**MATERIALS PROVIDED:**
[start]

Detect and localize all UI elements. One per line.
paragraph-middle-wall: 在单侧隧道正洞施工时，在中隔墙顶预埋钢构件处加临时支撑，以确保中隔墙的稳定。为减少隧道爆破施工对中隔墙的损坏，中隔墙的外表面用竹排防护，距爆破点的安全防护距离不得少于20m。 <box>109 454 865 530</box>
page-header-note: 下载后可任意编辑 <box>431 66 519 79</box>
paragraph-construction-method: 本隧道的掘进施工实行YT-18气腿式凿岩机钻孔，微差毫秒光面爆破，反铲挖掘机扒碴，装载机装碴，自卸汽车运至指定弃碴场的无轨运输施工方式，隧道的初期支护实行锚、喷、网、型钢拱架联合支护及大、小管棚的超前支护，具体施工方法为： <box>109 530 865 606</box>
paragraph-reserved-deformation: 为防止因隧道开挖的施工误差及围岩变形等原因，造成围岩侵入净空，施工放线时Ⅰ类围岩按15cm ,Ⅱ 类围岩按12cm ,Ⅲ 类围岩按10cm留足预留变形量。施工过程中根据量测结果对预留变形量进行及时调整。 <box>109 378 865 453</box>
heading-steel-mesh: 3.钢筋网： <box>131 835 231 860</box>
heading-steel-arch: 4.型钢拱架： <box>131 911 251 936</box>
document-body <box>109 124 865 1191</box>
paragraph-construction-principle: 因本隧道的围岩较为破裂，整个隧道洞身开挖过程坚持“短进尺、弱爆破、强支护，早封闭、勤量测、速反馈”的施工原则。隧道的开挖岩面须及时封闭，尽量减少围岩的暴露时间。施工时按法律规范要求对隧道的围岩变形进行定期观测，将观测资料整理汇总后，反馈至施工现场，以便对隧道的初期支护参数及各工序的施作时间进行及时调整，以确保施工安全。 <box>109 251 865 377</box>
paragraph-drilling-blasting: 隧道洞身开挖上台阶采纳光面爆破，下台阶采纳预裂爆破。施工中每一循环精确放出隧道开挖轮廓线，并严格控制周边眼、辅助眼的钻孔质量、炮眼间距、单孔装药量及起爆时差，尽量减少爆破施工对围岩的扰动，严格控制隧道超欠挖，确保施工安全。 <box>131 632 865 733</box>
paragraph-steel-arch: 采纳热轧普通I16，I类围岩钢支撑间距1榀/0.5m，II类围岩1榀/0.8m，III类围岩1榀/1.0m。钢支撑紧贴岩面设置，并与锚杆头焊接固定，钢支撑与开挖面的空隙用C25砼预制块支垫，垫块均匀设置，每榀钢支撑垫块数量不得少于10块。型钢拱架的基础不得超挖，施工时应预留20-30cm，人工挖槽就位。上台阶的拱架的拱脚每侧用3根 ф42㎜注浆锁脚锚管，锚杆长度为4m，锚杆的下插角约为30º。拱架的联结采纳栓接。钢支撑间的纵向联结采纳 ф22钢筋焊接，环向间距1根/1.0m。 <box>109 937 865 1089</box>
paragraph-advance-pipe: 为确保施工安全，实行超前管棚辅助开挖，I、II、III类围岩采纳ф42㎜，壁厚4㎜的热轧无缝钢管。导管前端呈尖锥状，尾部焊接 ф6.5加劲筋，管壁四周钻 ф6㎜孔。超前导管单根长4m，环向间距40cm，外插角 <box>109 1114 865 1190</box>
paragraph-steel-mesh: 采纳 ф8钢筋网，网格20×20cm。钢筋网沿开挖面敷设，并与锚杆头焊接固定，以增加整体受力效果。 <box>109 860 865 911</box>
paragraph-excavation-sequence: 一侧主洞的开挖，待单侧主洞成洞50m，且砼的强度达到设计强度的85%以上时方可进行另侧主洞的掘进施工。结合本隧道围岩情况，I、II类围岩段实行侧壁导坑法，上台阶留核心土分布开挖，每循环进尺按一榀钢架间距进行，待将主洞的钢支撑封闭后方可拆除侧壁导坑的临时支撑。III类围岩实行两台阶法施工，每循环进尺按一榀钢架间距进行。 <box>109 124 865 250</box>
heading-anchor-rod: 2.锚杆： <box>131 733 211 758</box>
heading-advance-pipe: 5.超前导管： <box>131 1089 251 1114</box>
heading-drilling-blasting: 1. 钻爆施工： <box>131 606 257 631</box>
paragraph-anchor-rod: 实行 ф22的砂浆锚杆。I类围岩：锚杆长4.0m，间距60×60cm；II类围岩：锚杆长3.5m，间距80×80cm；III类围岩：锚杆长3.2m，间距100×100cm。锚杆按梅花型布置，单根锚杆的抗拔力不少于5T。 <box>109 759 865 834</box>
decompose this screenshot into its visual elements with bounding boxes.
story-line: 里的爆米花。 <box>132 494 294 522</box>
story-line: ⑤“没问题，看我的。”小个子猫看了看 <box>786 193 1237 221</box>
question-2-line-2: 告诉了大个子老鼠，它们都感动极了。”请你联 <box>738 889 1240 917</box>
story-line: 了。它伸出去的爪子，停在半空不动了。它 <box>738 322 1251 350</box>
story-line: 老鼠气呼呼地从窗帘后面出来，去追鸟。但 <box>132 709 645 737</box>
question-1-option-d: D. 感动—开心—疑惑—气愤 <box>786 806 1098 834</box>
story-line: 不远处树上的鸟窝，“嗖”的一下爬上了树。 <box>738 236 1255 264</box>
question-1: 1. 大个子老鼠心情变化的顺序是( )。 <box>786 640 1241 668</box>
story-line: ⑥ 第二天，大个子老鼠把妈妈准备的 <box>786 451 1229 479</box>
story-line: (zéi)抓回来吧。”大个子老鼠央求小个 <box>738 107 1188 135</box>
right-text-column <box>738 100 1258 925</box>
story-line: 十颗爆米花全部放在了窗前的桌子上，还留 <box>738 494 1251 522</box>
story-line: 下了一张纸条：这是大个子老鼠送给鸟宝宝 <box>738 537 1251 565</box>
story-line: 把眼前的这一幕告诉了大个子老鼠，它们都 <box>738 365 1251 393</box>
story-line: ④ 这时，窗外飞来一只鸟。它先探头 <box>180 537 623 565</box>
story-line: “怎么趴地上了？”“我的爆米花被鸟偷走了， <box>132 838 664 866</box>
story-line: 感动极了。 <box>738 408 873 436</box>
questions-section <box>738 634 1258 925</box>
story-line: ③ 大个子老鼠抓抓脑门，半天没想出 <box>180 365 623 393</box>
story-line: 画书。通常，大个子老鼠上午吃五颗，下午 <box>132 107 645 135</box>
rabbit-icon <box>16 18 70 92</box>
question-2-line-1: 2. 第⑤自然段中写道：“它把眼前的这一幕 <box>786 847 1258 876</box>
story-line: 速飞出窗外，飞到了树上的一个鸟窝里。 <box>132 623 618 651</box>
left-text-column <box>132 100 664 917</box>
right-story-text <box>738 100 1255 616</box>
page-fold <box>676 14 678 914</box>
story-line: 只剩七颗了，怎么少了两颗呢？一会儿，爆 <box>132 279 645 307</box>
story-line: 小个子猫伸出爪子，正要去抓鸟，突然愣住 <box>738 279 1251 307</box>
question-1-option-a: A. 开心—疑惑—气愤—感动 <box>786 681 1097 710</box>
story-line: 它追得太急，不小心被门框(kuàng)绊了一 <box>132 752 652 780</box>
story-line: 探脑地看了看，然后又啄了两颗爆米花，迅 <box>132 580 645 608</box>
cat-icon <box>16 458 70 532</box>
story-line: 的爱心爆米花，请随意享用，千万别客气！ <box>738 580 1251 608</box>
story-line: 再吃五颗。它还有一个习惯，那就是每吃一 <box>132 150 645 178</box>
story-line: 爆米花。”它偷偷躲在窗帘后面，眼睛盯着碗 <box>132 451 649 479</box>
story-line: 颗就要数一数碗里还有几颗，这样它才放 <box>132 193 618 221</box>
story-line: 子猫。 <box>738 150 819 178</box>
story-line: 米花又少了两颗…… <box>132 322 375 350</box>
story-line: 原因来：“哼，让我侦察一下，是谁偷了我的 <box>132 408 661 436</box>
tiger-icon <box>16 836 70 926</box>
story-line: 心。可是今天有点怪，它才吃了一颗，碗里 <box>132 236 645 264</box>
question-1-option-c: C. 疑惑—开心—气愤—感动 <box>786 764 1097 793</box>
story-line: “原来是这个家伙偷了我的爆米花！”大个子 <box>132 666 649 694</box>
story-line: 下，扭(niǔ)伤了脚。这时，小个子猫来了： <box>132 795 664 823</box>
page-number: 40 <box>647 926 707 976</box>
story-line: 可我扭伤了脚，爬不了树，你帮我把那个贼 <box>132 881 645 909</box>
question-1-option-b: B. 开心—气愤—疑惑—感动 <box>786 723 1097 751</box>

[end]

**TASK BRIEF:**
Count the lines in the data above that contain the string "advance", and give only the number.

**EXERCISE OUTPUT:**
2